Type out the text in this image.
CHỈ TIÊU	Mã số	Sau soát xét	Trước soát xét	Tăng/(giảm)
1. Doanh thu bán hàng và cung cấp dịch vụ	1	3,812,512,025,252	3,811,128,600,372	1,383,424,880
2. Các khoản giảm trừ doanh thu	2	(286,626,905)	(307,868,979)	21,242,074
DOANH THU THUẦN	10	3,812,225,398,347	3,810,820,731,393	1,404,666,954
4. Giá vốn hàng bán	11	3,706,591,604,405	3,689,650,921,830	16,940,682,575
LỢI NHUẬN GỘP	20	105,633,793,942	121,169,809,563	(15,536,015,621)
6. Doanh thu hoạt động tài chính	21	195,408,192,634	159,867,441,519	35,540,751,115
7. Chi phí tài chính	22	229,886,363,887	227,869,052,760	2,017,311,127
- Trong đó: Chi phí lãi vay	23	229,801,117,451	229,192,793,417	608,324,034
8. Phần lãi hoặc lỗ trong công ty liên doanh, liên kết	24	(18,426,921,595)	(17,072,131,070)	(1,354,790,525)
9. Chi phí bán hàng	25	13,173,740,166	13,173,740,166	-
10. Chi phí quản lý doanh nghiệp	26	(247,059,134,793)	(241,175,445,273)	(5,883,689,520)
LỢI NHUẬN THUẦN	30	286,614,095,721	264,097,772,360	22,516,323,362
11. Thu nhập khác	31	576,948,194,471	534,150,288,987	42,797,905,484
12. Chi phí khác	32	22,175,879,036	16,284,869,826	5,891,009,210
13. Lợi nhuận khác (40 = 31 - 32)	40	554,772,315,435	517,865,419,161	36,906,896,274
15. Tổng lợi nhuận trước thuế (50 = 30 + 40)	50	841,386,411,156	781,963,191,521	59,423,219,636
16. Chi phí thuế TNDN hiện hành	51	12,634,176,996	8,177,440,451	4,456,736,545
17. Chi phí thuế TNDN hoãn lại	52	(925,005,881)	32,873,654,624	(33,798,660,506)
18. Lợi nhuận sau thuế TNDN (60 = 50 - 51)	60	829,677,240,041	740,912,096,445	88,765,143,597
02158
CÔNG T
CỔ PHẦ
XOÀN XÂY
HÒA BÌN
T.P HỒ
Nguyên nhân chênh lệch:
========
**Task**
Restate the whole listing exactly, leaving out nothing.

**Complete answer**
Type out the text in this image.
CHỈ TIÊU	Mã số	Sau soát xét	Trước soát xét	Tăng/(giảm)
1. Doanh thu bán hàng và cung cấp dịch vụ	1	3,812,512,025,252	3,811,128,600,372	1,383,424,880
2. Các khoản giảm trừ doanh thu	2	(286,626,905)	(307,868,979)	21,242,074
DOANH THU THUẦN	10	3,812,225,398,347	3,810,820,731,393	1,404,666,954
4. Giá vốn hàng bán	11	3,706,591,604,405	3,689,650,921,830	16,940,682,575
LỢI NHUẬN GỘP	20	105,633,793,942	121,169,809,563	(15,536,015,621)
6. Doanh thu hoạt động tài chính	21	195,408,192,634	159,867,441,519	35,540,751,115
7. Chi phí tài chính	22	229,886,363,887	227,869,052,760	2,017,311,127
- Trong đó: Chi phí lãi vay	23	229,801,117,451	229,192,793,417	608,324,034
8. Phần lãi hoặc lỗ trong công ty liên doanh, liên kết	24	(18,426,921,595)	(17,072,131,070)	(1,354,790,525)
9. Chi phí bán hàng	25	13,173,740,166	13,173,740,166	-
10. Chi phí quản lý doanh nghiệp	26	(247,059,134,793)	(241,175,445,273)	(5,883,689,520)
LỢI NHUẬN THUẦN	30	286,614,095,721	264,097,772,360	22,516,323,362
11. Thu nhập khác	31	576,948,194,471	534,150,288,987	42,797,905,484
12. Chi phí khác	32	22,175,879,036	16,284,869,826	5,891,009,210
13. Lợi nhuận khác (40 = 31 - 32)	40	554,772,315,435	517,865,419,161	36,906,896,274
15. Tổng lợi nhuận trước thuế (50 = 30 + 40)	50	841,386,411,156	781,963,191,521	59,423,219,636
16. Chi phí thuế TNDN hiện hành	51	12,634,176,996	8,177,440,451	4,456,736,545
17. Chi phí thuế TNDN hoãn lại	52	(925,005,881)	32,873,654,624	(33,798,660,506)
18. Lợi nhuận sau thuế TNDN (60 = 50 - 51)	60	829,677,240,041	740,912,096,445	88,765,143,597
02158
CÔNG T
CỔ PHẦ
XOÀN XÂY
HÒA BÌN
T.P HỒ
Nguyên nhân chênh lệch:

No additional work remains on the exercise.